TASK INSTRUCTIONS:
Review the material and extract every line in which the word "dropped" occurs.

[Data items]
—————
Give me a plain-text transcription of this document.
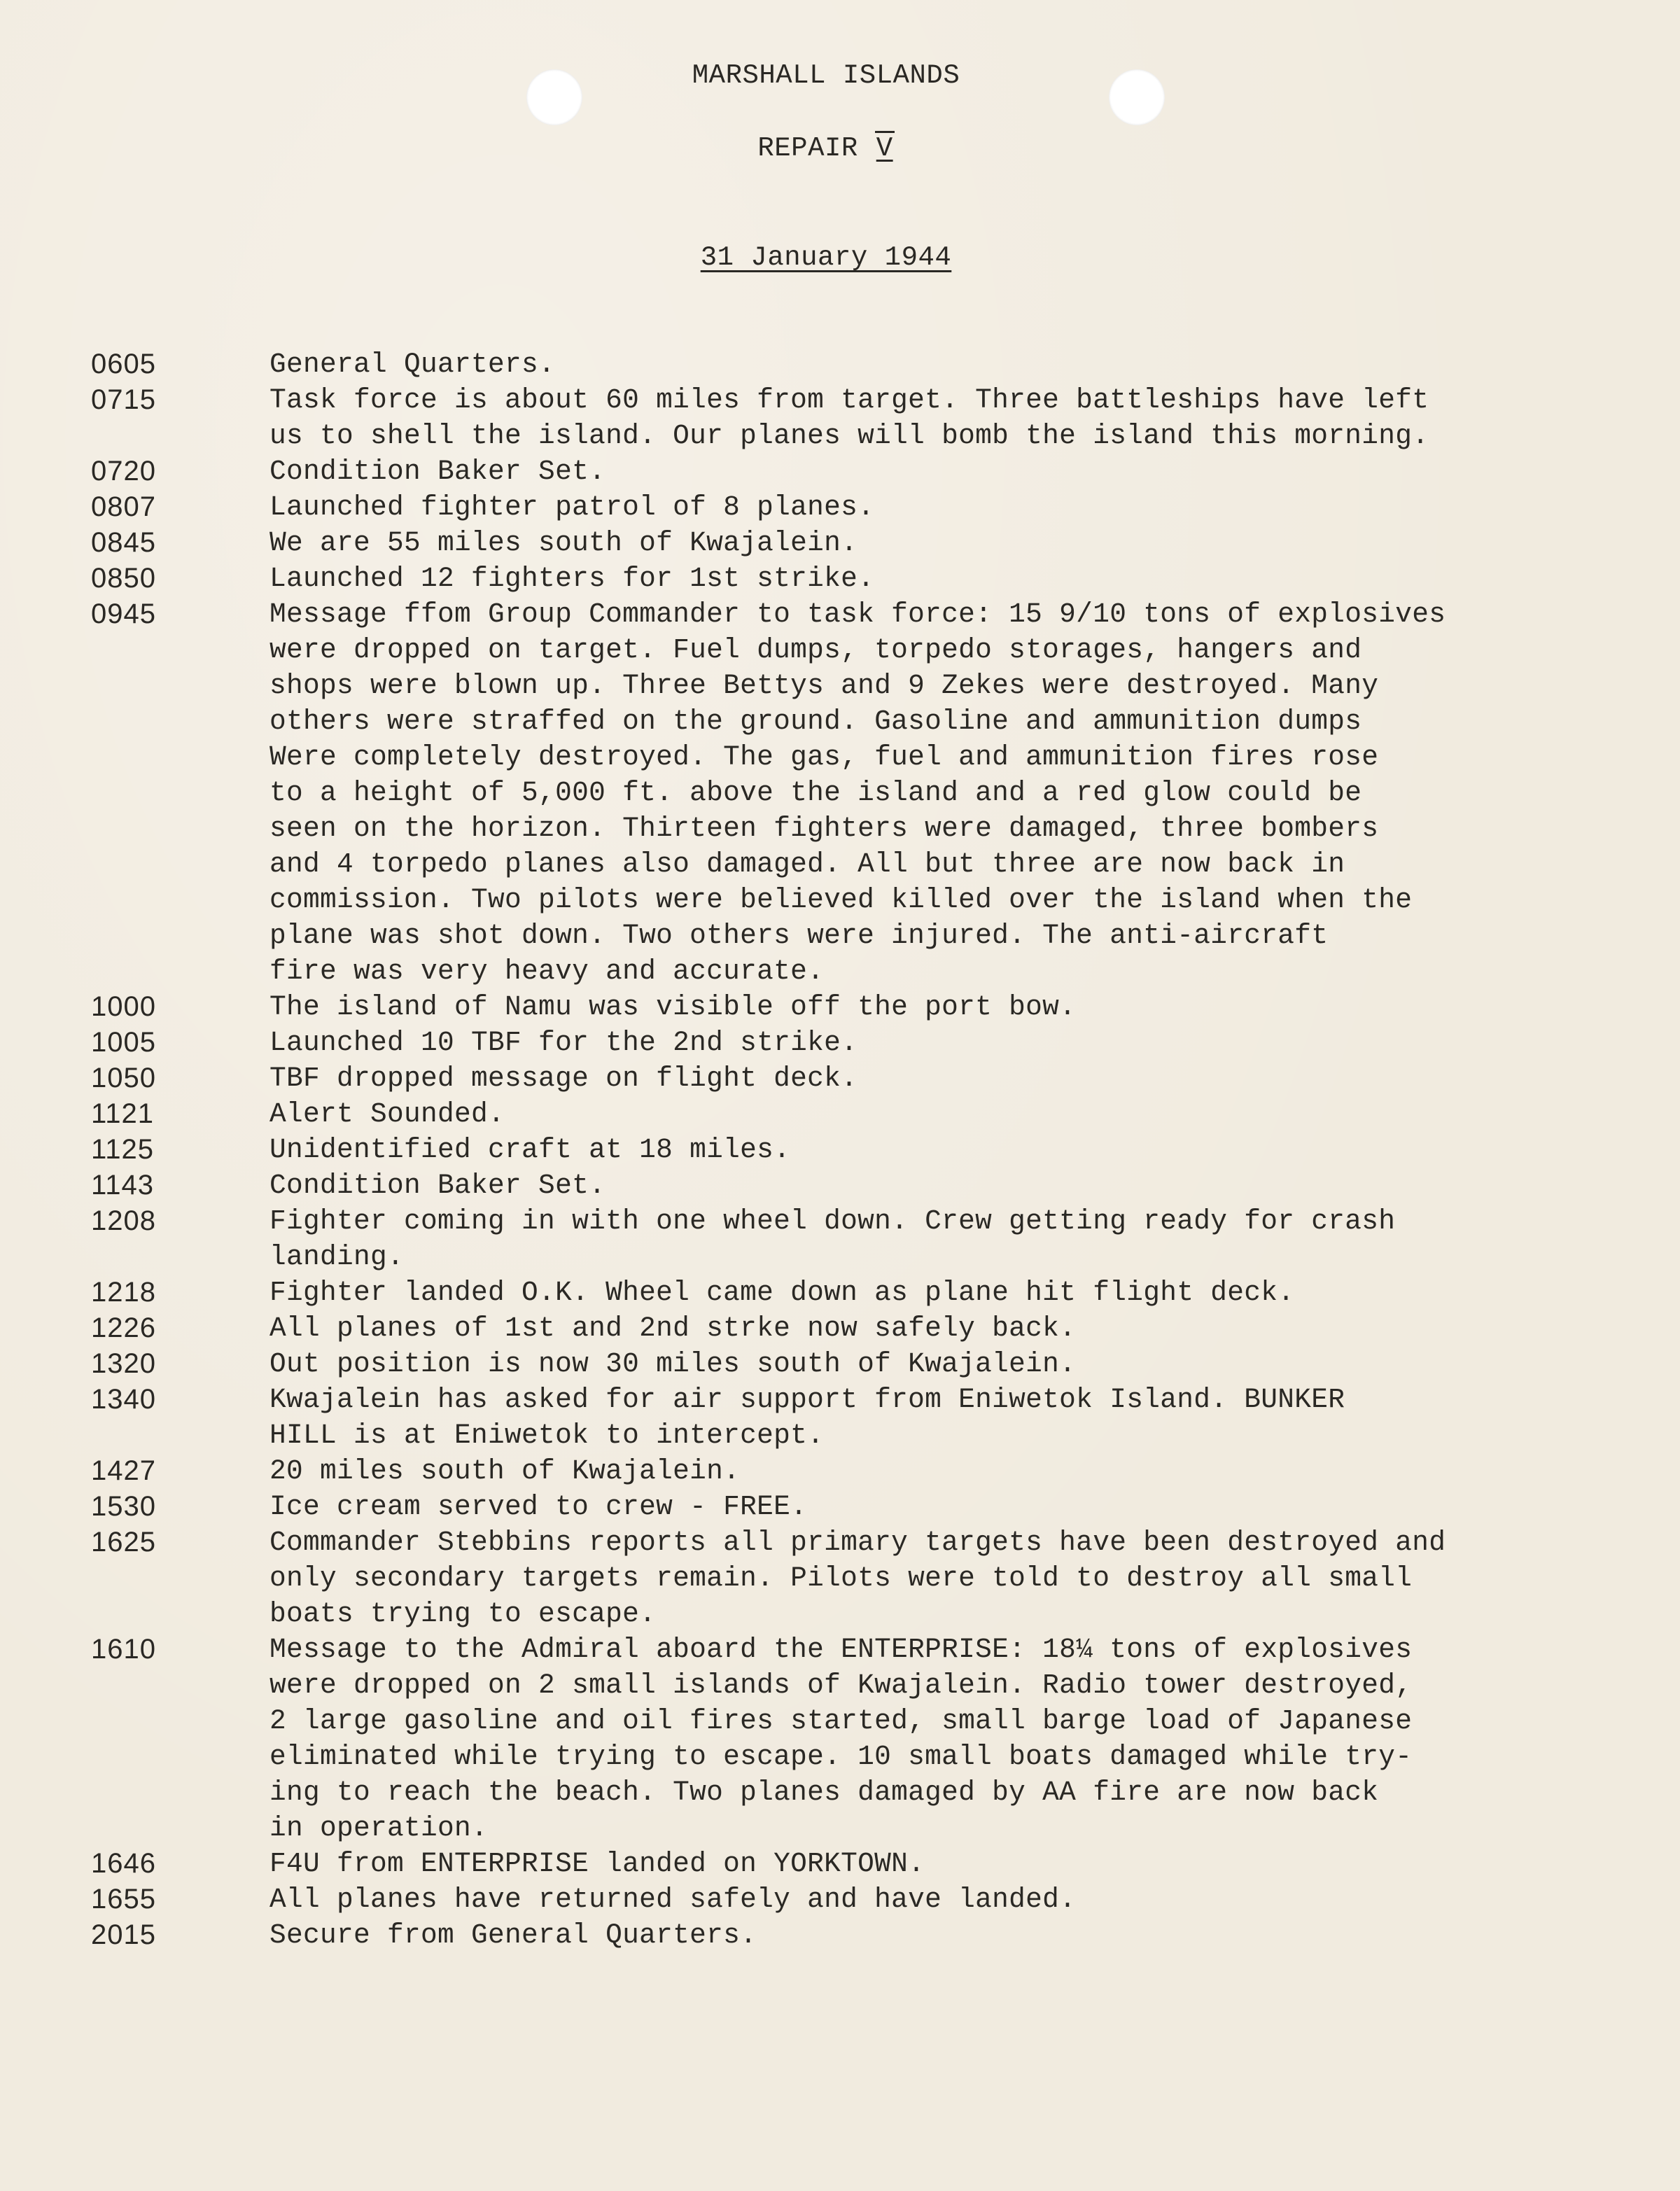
MARSHALL ISLANDS
REPAIR V
31 January 1944
0605	General Quarters.
0715	Task force is about 60 miles from target. Three battleships have left
us to shell the island. Our planes will bomb the island this morning.
0720	Condition Baker Set.
0807	Launched fighter patrol of 8 planes.
0845	We are 55 miles south of Kwajalein.
0850	Launched 12 fighters for 1st strike.
0945	Message ffom Group Commander to task force: 15 9/10 tons of explosives
were dropped on target. Fuel dumps, torpedo storages, hangers and
shops were blown up. Three Bettys and 9 Zekes were destroyed. Many
others were straffed on the ground. Gasoline and ammunition dumps
Were completely destroyed. The gas, fuel and ammunition fires rose
to a height of 5,000 ft. above the island and a red glow could be
seen on the horizon. Thirteen fighters were damaged, three bombers
and 4 torpedo planes also damaged. All but three are now back in
commission. Two pilots were believed killed over the island when the
plane was shot down. Two others were injured. The anti-aircraft
fire was very heavy and accurate.
1000	The island of Namu was visible off the port bow.
1005	Launched 10 TBF for the 2nd strike.
1050	TBF dropped message on flight deck.
1121	Alert Sounded.
1125	Unidentified craft at 18 miles.
1143	Condition Baker Set.
1208	Fighter coming in with one wheel down. Crew getting ready for crash
landing.
1218	Fighter landed O.K. Wheel came down as plane hit flight deck.
1226	All planes of 1st and 2nd strke now safely back.
1320	Out position is now 30 miles south of Kwajalein.
1340	Kwajalein has asked for air support from Eniwetok Island. BUNKER
HILL is at Eniwetok to intercept.
1427	20 miles south of Kwajalein.
1530	Ice cream served to crew - FREE.
1625	Commander Stebbins reports all primary targets have been destroyed and
only secondary targets remain. Pilots were told to destroy all small
boats trying to escape.
1610	Message to the Admiral aboard the ENTERPRISE: 18¼ tons of explosives
were dropped on 2 small islands of Kwajalein. Radio tower destroyed,
2 large gasoline and oil fires started, small barge load of Japanese
eliminated while trying to escape. 10 small boats damaged while try-
ing to reach the beach. Two planes damaged by AA fire are now back
in operation.
1646	F4U from ENTERPRISE landed on YORKTOWN.
1655	All planes have returned safely and have landed.
2015	Secure from General Quarters.
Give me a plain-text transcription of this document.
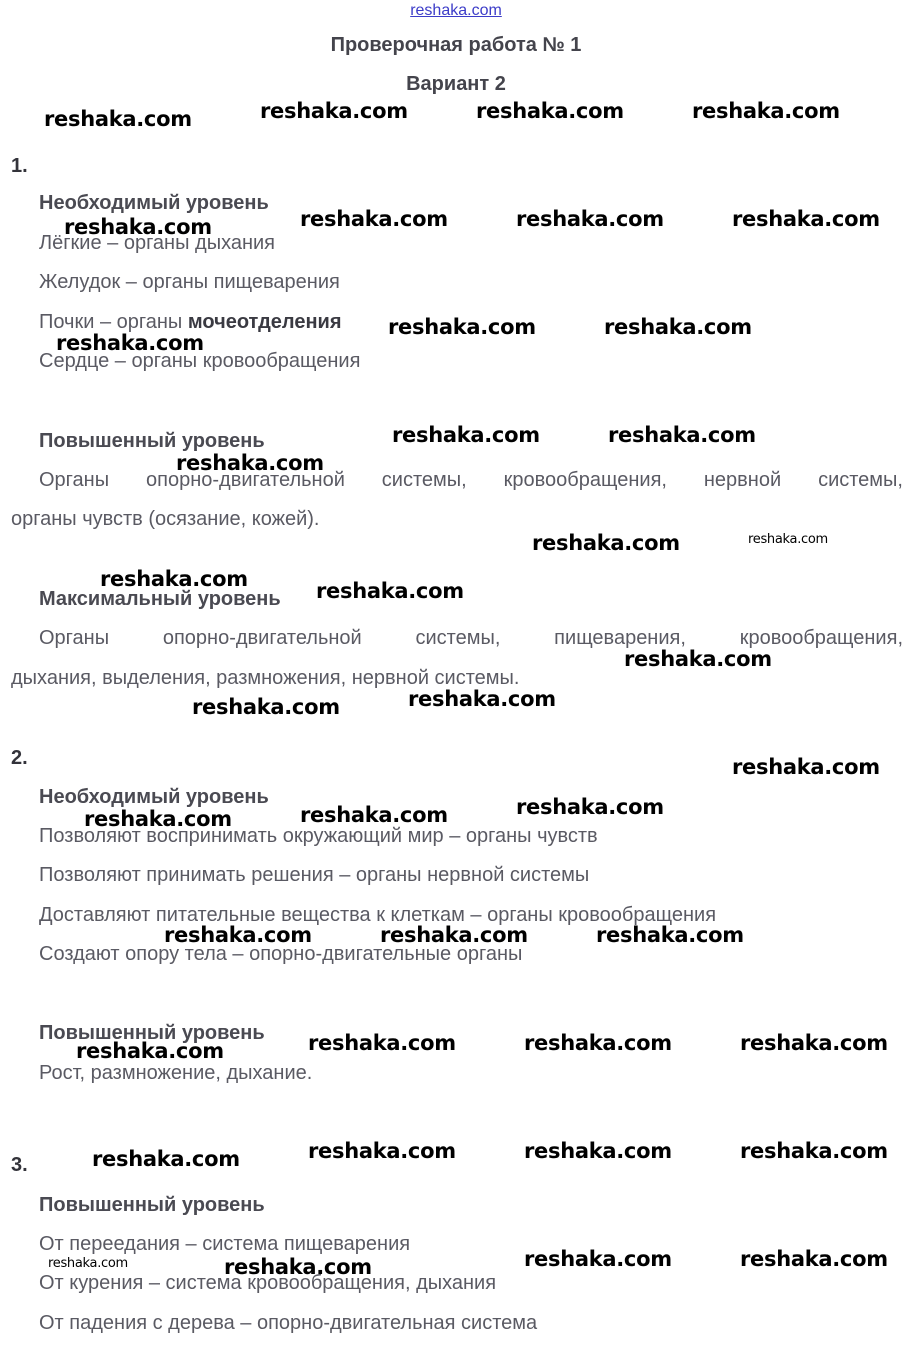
reshaka.com
Проверочная работа № 1
Вариант 2
1.
Необходимый уровень
Лёгкие – органы дыхания
Желудок – органы пищеварения
Почки – органы мочеотделения
Сердце – органы кровообращения
Повышенный уровень
Органы опорно-двигательной системы, кровообращения, нервной системы,
органы чувств (осязание, кожей).
Максимальный уровень
Органы опорно-двигательной системы, пищеварения, кровообращения,
дыхания, выделения, размножения, нервной системы.
2.
Необходимый уровень
Позволяют воспринимать окружающий мир – органы чувств
Позволяют принимать решения – органы нервной системы
Доставляют питательные вещества к клеткам – органы кровообращения
Создают опору тела – опорно-двигательные органы
Повышенный уровень
Рост, размножение, дыхание.
3.
Повышенный уровень
От переедания – система пищеварения
От курения – система кровообращения, дыхания
От падения с дерева – опорно-двигательная система
reshaka.com	reshaka.com	reshaka.com	reshaka.com
reshaka.com	reshaka.com	reshaka.com	reshaka.com
reshaka.com	reshaka.com
reshaka.com
reshaka.com	reshaka.com
reshaka.com
reshaka.com	reshaka.com
reshaka.com	reshaka.com
reshaka.com
reshaka.com
reshaka.com
reshaka.com
reshaka.com
reshaka.com
reshaka.com
reshaka.com	reshaka.com	reshaka.com
reshaka.com	reshaka.com	reshaka.com
reshaka.com
reshaka.com	reshaka.com	reshaka.com
reshaka.com
reshaka.com	reshaka.com
reshaka.com	reshaka.com
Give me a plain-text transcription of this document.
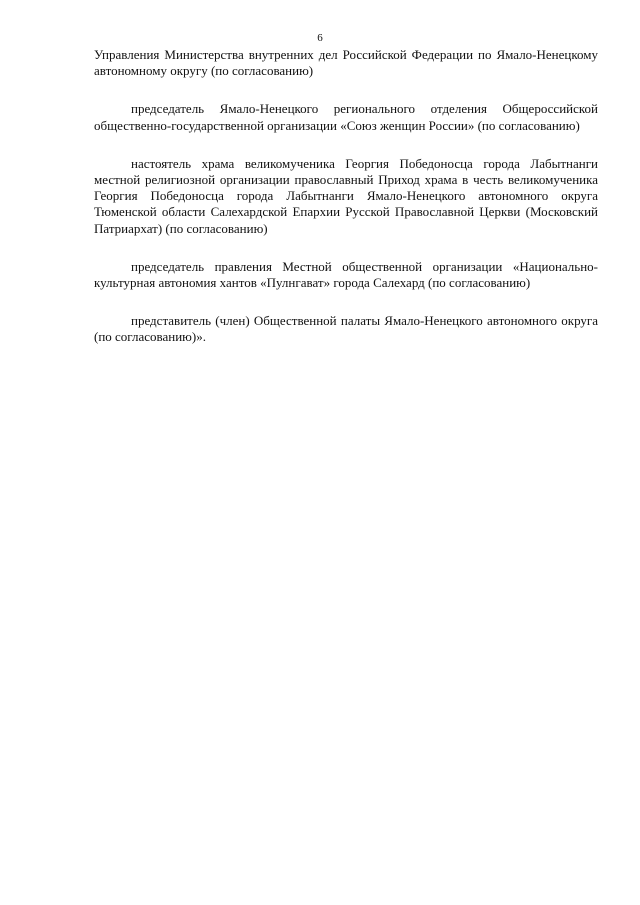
6

Управления Министерства внутренних дел Российской Федерации по Ямало-Ненецкому автономному округу (по согласованию)

председатель Ямало-Ненецкого регионального отделения Общероссийской общественно-государственной организации «Союз женщин России» (по согласованию)

настоятель храма великомученика Георгия Победоносца города Лабытнанги местной религиозной организации православный Приход храма в честь великомученика Георгия Победоносца города Лабытнанги Ямало-Ненецкого автономного округа Тюменской области Салехардской Епархии Русской Православной Церкви (Московский Патриархат) (по согласованию)

председатель правления Местной общественной организации «Национально-культурная автономия хантов «Пулнгават» города Салехард (по согласованию)

представитель (член) Общественной палаты Ямало-Ненецкого автономного округа (по согласованию)».
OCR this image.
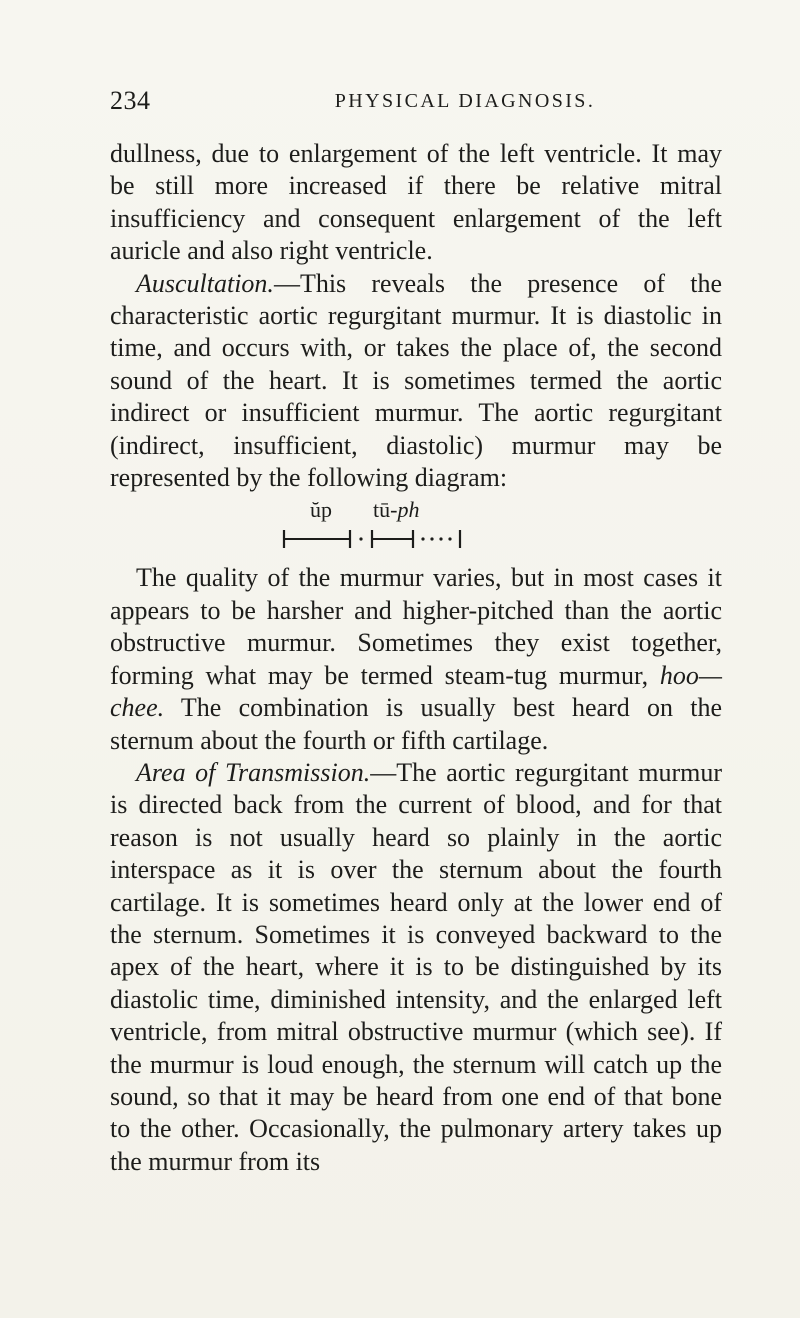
234	PHYSICAL DIAGNOSIS.

dullness, due to enlargement of the left ventricle. It may be still more increased if there be relative mitral insufficiency and consequent enlargement of the left auricle and also right ventricle.

Auscultation.—This reveals the presence of the characteristic aortic regurgitant murmur. It is diastolic in time, and occurs with, or takes the place of, the second sound of the heart. It is sometimes termed the aortic indirect or insufficient murmur. The aortic regurgitant (indirect, insufficient, diastolic) murmur may be represented by the following diagram:

ŭp tū-ph

The quality of the murmur varies, but in most cases it appears to be harsher and higher-pitched than the aortic obstructive murmur. Sometimes they exist together, forming what may be termed steam-tug murmur, hoo—chee. The combination is usually best heard on the sternum about the fourth or fifth cartilage.

Area of Transmission.—The aortic regurgitant murmur is directed back from the current of blood, and for that reason is not usually heard so plainly in the aortic interspace as it is over the sternum about the fourth cartilage. It is sometimes heard only at the lower end of the sternum. Sometimes it is conveyed backward to the apex of the heart, where it is to be distinguished by its diastolic time, diminished intensity, and the enlarged left ventricle, from mitral obstructive murmur (which see). If the murmur is loud enough, the sternum will catch up the sound, so that it may be heard from one end of that bone to the other. Occasionally, the pulmonary artery takes up the murmur from its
—————
FULL ANSWER:
were dropped on target. Fuel dumps, torpedo storages, hangers and
1050	TBF dropped message on flight deck.
were dropped on 2 small islands of Kwajalein. Radio tower destroyed,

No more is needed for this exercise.